§ **WHAT THE EXERCISE ASKS**:
Reproduce the full listing below unchanged, apart from the pictures.

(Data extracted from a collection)
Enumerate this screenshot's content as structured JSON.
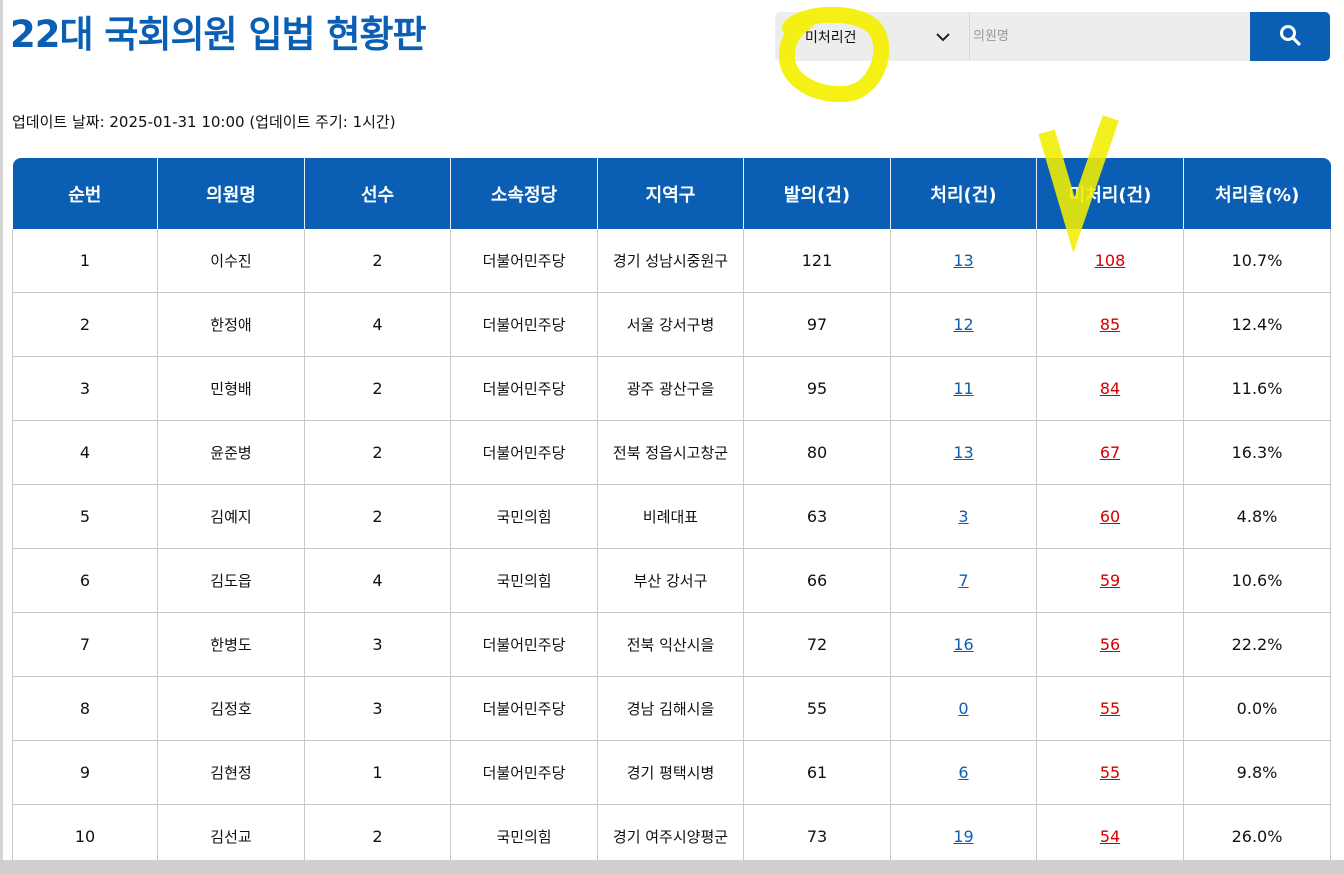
{
  "page": {
    "title": "22대 국회의원 입법 현황판",
    "update_text": "업데이트 날짜: 2025-01-31 10:00 (업데이트 주기: 1시간)"
  },
  "search": {
    "filter_value": "미처리건",
    "placeholder": "의원명",
    "search_icon": "search-icon",
    "chevron_icon": "chevron-down-icon"
  },
  "annotations": {
    "circle_color": "#f5f000",
    "check_mark": "V"
  },
  "colors": {
    "brand_blue": "#0a5fb4",
    "processed_link": "#0a5fb4",
    "unprocessed_link": "#d40000"
  },
  "table": {
    "headers": [
      "순번",
      "의원명",
      "선수",
      "소속정당",
      "지역구",
      "발의(건)",
      "처리(건)",
      "미처리(건)",
      "처리율(%)"
    ],
    "rows": [
      {
        "no": "1",
        "name": "이수진",
        "terms": "2",
        "party": "더불어민주당",
        "region": "경기 성남시중원구",
        "proposed": "121",
        "processed": "13",
        "unprocessed": "108",
        "rate": "10.7%"
      },
      {
        "no": "2",
        "name": "한정애",
        "terms": "4",
        "party": "더불어민주당",
        "region": "서울 강서구병",
        "proposed": "97",
        "processed": "12",
        "unprocessed": "85",
        "rate": "12.4%"
      },
      {
        "no": "3",
        "name": "민형배",
        "terms": "2",
        "party": "더불어민주당",
        "region": "광주 광산구을",
        "proposed": "95",
        "processed": "11",
        "unprocessed": "84",
        "rate": "11.6%"
      },
      {
        "no": "4",
        "name": "윤준병",
        "terms": "2",
        "party": "더불어민주당",
        "region": "전북 정읍시고창군",
        "proposed": "80",
        "processed": "13",
        "unprocessed": "67",
        "rate": "16.3%"
      },
      {
        "no": "5",
        "name": "김예지",
        "terms": "2",
        "party": "국민의힘",
        "region": "비례대표",
        "proposed": "63",
        "processed": "3",
        "unprocessed": "60",
        "rate": "4.8%"
      },
      {
        "no": "6",
        "name": "김도읍",
        "terms": "4",
        "party": "국민의힘",
        "region": "부산 강서구",
        "proposed": "66",
        "processed": "7",
        "unprocessed": "59",
        "rate": "10.6%"
      },
      {
        "no": "7",
        "name": "한병도",
        "terms": "3",
        "party": "더불어민주당",
        "region": "전북 익산시을",
        "proposed": "72",
        "processed": "16",
        "unprocessed": "56",
        "rate": "22.2%"
      },
      {
        "no": "8",
        "name": "김정호",
        "terms": "3",
        "party": "더불어민주당",
        "region": "경남 김해시을",
        "proposed": "55",
        "processed": "0",
        "unprocessed": "55",
        "rate": "0.0%"
      },
      {
        "no": "9",
        "name": "김현정",
        "terms": "1",
        "party": "더불어민주당",
        "region": "경기 평택시병",
        "proposed": "61",
        "processed": "6",
        "unprocessed": "55",
        "rate": "9.8%"
      },
      {
        "no": "10",
        "name": "김선교",
        "terms": "2",
        "party": "국민의힘",
        "region": "경기 여주시양평군",
        "proposed": "73",
        "processed": "19",
        "unprocessed": "54",
        "rate": "26.0%"
      }
    ]
  }
}
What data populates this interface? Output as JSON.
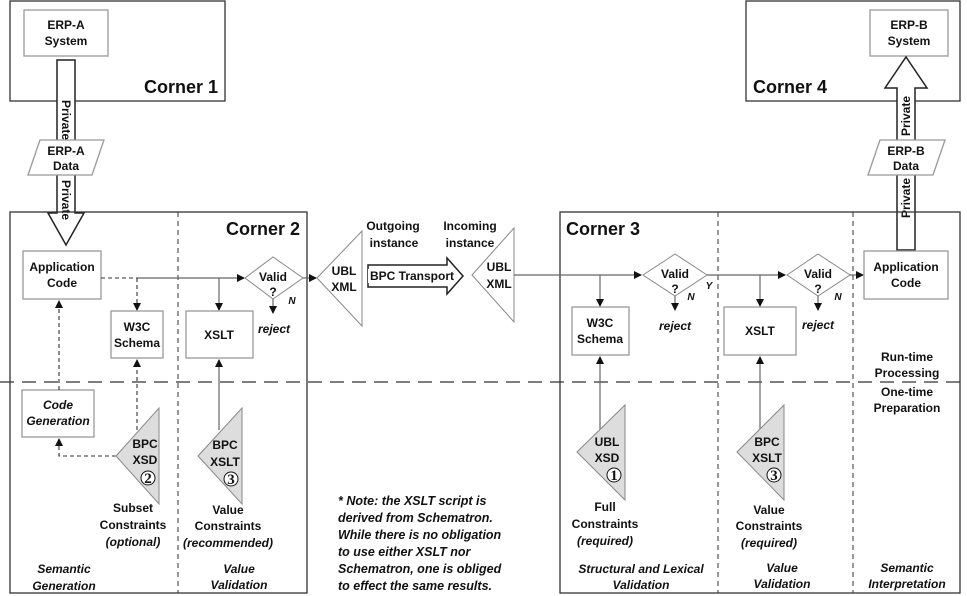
{
  "corners": {
    "c1": "Corner 1",
    "c2": "Corner 2",
    "c3": "Corner 3",
    "c4": "Corner 4"
  },
  "erp_a": {
    "system": [
      "ERP-A",
      "System"
    ],
    "data": [
      "ERP-A",
      "Data"
    ],
    "private": "Private"
  },
  "erp_b": {
    "system": [
      "ERP-B",
      "System"
    ],
    "data": [
      "ERP-B",
      "Data"
    ],
    "private": "Private"
  },
  "corner2": {
    "app_code": [
      "Application",
      "Code"
    ],
    "w3c_schema": [
      "W3C",
      "Schema"
    ],
    "xslt": "XSLT",
    "valid": [
      "Valid",
      "?"
    ],
    "no": "N",
    "reject": "reject",
    "code_generation": [
      "Code",
      "Generation"
    ],
    "bpc_xsd": [
      "BPC",
      "XSD",
      "2"
    ],
    "bpc_xslt": [
      "BPC",
      "XSLT",
      "3"
    ],
    "subset": [
      "Subset",
      "Constraints",
      "(optional)"
    ],
    "value": [
      "Value",
      "Constraints",
      "(recommended)"
    ],
    "col1": [
      "Semantic",
      "Generation"
    ],
    "col2": [
      "Value",
      "Validation"
    ]
  },
  "transport": {
    "outgoing": [
      "Outgoing",
      "instance"
    ],
    "incoming": [
      "Incoming",
      "instance"
    ],
    "ubl_xml": [
      "UBL",
      "XML"
    ],
    "label": "BPC Transport"
  },
  "corner3": {
    "w3c_schema": [
      "W3C",
      "Schema"
    ],
    "valid": [
      "Valid",
      "?"
    ],
    "yes": "Y",
    "no": "N",
    "reject": "reject",
    "xslt": "XSLT",
    "app_code": [
      "Application",
      "Code"
    ],
    "ubl_xsd": [
      "UBL",
      "XSD",
      "1"
    ],
    "bpc_xslt": [
      "BPC",
      "XSLT",
      "3"
    ],
    "full": [
      "Full",
      "Constraints",
      "(required)"
    ],
    "value": [
      "Value",
      "Constraints",
      "(required)"
    ],
    "runtime": [
      "Run-time",
      "Processing"
    ],
    "onetime": [
      "One-time",
      "Preparation"
    ],
    "col1": [
      "Structural and Lexical",
      "Validation"
    ],
    "col2": [
      "Value",
      "Validation"
    ],
    "col3": [
      "Semantic",
      "Interpretation"
    ]
  },
  "note": [
    "* Note: the XSLT script is",
    "derived from Schematron.",
    "While there is no obligation",
    "to use either XSLT nor",
    "Schematron, one is obliged",
    "to effect the same results."
  ]
}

§ **SOLUTION BELOW**:
Enumerate this screenshot's content as structured JSON.
{
  "page": {
    "title": "22대 국회의원 입법 현황판",
    "update_text": "업데이트 날짜: 2025-01-31 10:00 (업데이트 주기: 1시간)"
  },
  "search": {
    "filter_value": "미처리건",
    "placeholder": "의원명",
    "search_icon": "search-icon",
    "chevron_icon": "chevron-down-icon"
  },
  "annotations": {
    "circle_color": "#f5f000",
    "check_mark": "V"
  },
  "colors": {
    "brand_blue": "#0a5fb4",
    "processed_link": "#0a5fb4",
    "unprocessed_link": "#d40000"
  },
  "table": {
    "headers": [
      "순번",
      "의원명",
      "선수",
      "소속정당",
      "지역구",
      "발의(건)",
      "처리(건)",
      "미처리(건)",
      "처리율(%)"
    ],
    "rows": [
      {
        "no": "1",
        "name": "이수진",
        "terms": "2",
        "party": "더불어민주당",
        "region": "경기 성남시중원구",
        "proposed": "121",
        "processed": "13",
        "unprocessed": "108",
        "rate": "10.7%"
      },
      {
        "no": "2",
        "name": "한정애",
        "terms": "4",
        "party": "더불어민주당",
        "region": "서울 강서구병",
        "proposed": "97",
        "processed": "12",
        "unprocessed": "85",
        "rate": "12.4%"
      },
      {
        "no": "3",
        "name": "민형배",
        "terms": "2",
        "party": "더불어민주당",
        "region": "광주 광산구을",
        "proposed": "95",
        "processed": "11",
        "unprocessed": "84",
        "rate": "11.6%"
      },
      {
        "no": "4",
        "name": "윤준병",
        "terms": "2",
        "party": "더불어민주당",
        "region": "전북 정읍시고창군",
        "proposed": "80",
        "processed": "13",
        "unprocessed": "67",
        "rate": "16.3%"
      },
      {
        "no": "5",
        "name": "김예지",
        "terms": "2",
        "party": "국민의힘",
        "region": "비례대표",
        "proposed": "63",
        "processed": "3",
        "unprocessed": "60",
        "rate": "4.8%"
      },
      {
        "no": "6",
        "name": "김도읍",
        "terms": "4",
        "party": "국민의힘",
        "region": "부산 강서구",
        "proposed": "66",
        "processed": "7",
        "unprocessed": "59",
        "rate": "10.6%"
      },
      {
        "no": "7",
        "name": "한병도",
        "terms": "3",
        "party": "더불어민주당",
        "region": "전북 익산시을",
        "proposed": "72",
        "processed": "16",
        "unprocessed": "56",
        "rate": "22.2%"
      },
      {
        "no": "8",
        "name": "김정호",
        "terms": "3",
        "party": "더불어민주당",
        "region": "경남 김해시을",
        "proposed": "55",
        "processed": "0",
        "unprocessed": "55",
        "rate": "0.0%"
      },
      {
        "no": "9",
        "name": "김현정",
        "terms": "1",
        "party": "더불어민주당",
        "region": "경기 평택시병",
        "proposed": "61",
        "processed": "6",
        "unprocessed": "55",
        "rate": "9.8%"
      },
      {
        "no": "10",
        "name": "김선교",
        "terms": "2",
        "party": "국민의힘",
        "region": "경기 여주시양평군",
        "proposed": "73",
        "processed": "19",
        "unprocessed": "54",
        "rate": "26.0%"
      }
    ]
  }
}
What data populates this interface? Output as JSON.
{
  "corners": {
    "c1": "Corner 1",
    "c2": "Corner 2",
    "c3": "Corner 3",
    "c4": "Corner 4"
  },
  "erp_a": {
    "system": [
      "ERP-A",
      "System"
    ],
    "data": [
      "ERP-A",
      "Data"
    ],
    "private": "Private"
  },
  "erp_b": {
    "system": [
      "ERP-B",
      "System"
    ],
    "data": [
      "ERP-B",
      "Data"
    ],
    "private": "Private"
  },
  "corner2": {
    "app_code": [
      "Application",
      "Code"
    ],
    "w3c_schema": [
      "W3C",
      "Schema"
    ],
    "xslt": "XSLT",
    "valid": [
      "Valid",
      "?"
    ],
    "no": "N",
    "reject": "reject",
    "code_generation": [
      "Code",
      "Generation"
    ],
    "bpc_xsd": [
      "BPC",
      "XSD",
      "2"
    ],
    "bpc_xslt": [
      "BPC",
      "XSLT",
      "3"
    ],
    "subset": [
      "Subset",
      "Constraints",
      "(optional)"
    ],
    "value": [
      "Value",
      "Constraints",
      "(recommended)"
    ],
    "col1": [
      "Semantic",
      "Generation"
    ],
    "col2": [
      "Value",
      "Validation"
    ]
  },
  "transport": {
    "outgoing": [
      "Outgoing",
      "instance"
    ],
    "incoming": [
      "Incoming",
      "instance"
    ],
    "ubl_xml": [
      "UBL",
      "XML"
    ],
    "label": "BPC Transport"
  },
  "corner3": {
    "w3c_schema": [
      "W3C",
      "Schema"
    ],
    "valid": [
      "Valid",
      "?"
    ],
    "yes": "Y",
    "no": "N",
    "reject": "reject",
    "xslt": "XSLT",
    "app_code": [
      "Application",
      "Code"
    ],
    "ubl_xsd": [
      "UBL",
      "XSD",
      "1"
    ],
    "bpc_xslt": [
      "BPC",
      "XSLT",
      "3"
    ],
    "full": [
      "Full",
      "Constraints",
      "(required)"
    ],
    "value": [
      "Value",
      "Constraints",
      "(required)"
    ],
    "runtime": [
      "Run-time",
      "Processing"
    ],
    "onetime": [
      "One-time",
      "Preparation"
    ],
    "col1": [
      "Structural and Lexical",
      "Validation"
    ],
    "col2": [
      "Value",
      "Validation"
    ],
    "col3": [
      "Semantic",
      "Interpretation"
    ]
  },
  "note": [
    "* Note: the XSLT script is",
    "derived from Schematron.",
    "While there is no obligation",
    "to use either XSLT nor",
    "Schematron, one is obliged",
    "to effect the same results."
  ]
}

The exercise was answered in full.